**WHAT NEEDS TO BE DONE**
Restate, word for word, all of the material shown below.

"""

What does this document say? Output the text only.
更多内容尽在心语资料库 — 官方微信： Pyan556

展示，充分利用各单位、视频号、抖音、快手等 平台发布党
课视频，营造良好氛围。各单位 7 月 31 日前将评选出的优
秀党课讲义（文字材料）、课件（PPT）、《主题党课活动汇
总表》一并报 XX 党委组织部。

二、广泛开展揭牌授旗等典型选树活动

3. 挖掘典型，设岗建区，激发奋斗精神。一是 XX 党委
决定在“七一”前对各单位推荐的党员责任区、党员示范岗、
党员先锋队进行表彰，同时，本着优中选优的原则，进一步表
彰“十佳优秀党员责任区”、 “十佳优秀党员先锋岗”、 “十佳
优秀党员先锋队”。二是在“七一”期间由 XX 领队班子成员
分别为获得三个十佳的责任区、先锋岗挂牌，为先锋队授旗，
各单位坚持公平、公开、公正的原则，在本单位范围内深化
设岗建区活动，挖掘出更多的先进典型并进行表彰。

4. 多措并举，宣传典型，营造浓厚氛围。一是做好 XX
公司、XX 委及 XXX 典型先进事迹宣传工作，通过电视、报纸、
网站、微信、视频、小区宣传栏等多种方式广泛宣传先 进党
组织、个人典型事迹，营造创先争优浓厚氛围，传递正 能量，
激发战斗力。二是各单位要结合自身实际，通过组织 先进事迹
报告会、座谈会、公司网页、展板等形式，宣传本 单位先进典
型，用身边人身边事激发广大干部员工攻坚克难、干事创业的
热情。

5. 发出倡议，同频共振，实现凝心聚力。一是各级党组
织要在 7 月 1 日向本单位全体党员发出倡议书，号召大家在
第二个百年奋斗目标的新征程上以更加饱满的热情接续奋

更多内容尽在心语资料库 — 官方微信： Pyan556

"""

**CORRECT RESULT**
What does this document say? Output the text only.
更多内容尽在心语资料库 — 官方微信： Pyan556

展示，充分利用各单位、视频号、抖音、快手等 平台发布党
课视频，营造良好氛围。各单位 7 月 31 日前将评选出的优
秀党课讲义（文字材料）、课件（PPT）、《主题党课活动汇
总表》一并报 XX 党委组织部。

二、广泛开展揭牌授旗等典型选树活动

3. 挖掘典型，设岗建区，激发奋斗精神。一是 XX 党委
决定在“七一”前对各单位推荐的党员责任区、党员示范岗、
党员先锋队进行表彰，同时，本着优中选优的原则，进一步表
彰“十佳优秀党员责任区”、 “十佳优秀党员先锋岗”、 “十佳
优秀党员先锋队”。二是在“七一”期间由 XX 领队班子成员
分别为获得三个十佳的责任区、先锋岗挂牌，为先锋队授旗，
各单位坚持公平、公开、公正的原则，在本单位范围内深化
设岗建区活动，挖掘出更多的先进典型并进行表彰。

4. 多措并举，宣传典型，营造浓厚氛围。一是做好 XX
公司、XX 委及 XXX 典型先进事迹宣传工作，通过电视、报纸、
网站、微信、视频、小区宣传栏等多种方式广泛宣传先 进党
组织、个人典型事迹，营造创先争优浓厚氛围，传递正 能量，
激发战斗力。二是各单位要结合自身实际，通过组织 先进事迹
报告会、座谈会、公司网页、展板等形式，宣传本 单位先进典
型，用身边人身边事激发广大干部员工攻坚克难、干事创业的
热情。

5. 发出倡议，同频共振，实现凝心聚力。一是各级党组
织要在 7 月 1 日向本单位全体党员发出倡议书，号召大家在
第二个百年奋斗目标的新征程上以更加饱满的热情接续奋

更多内容尽在心语资料库 — 官方微信： Pyan556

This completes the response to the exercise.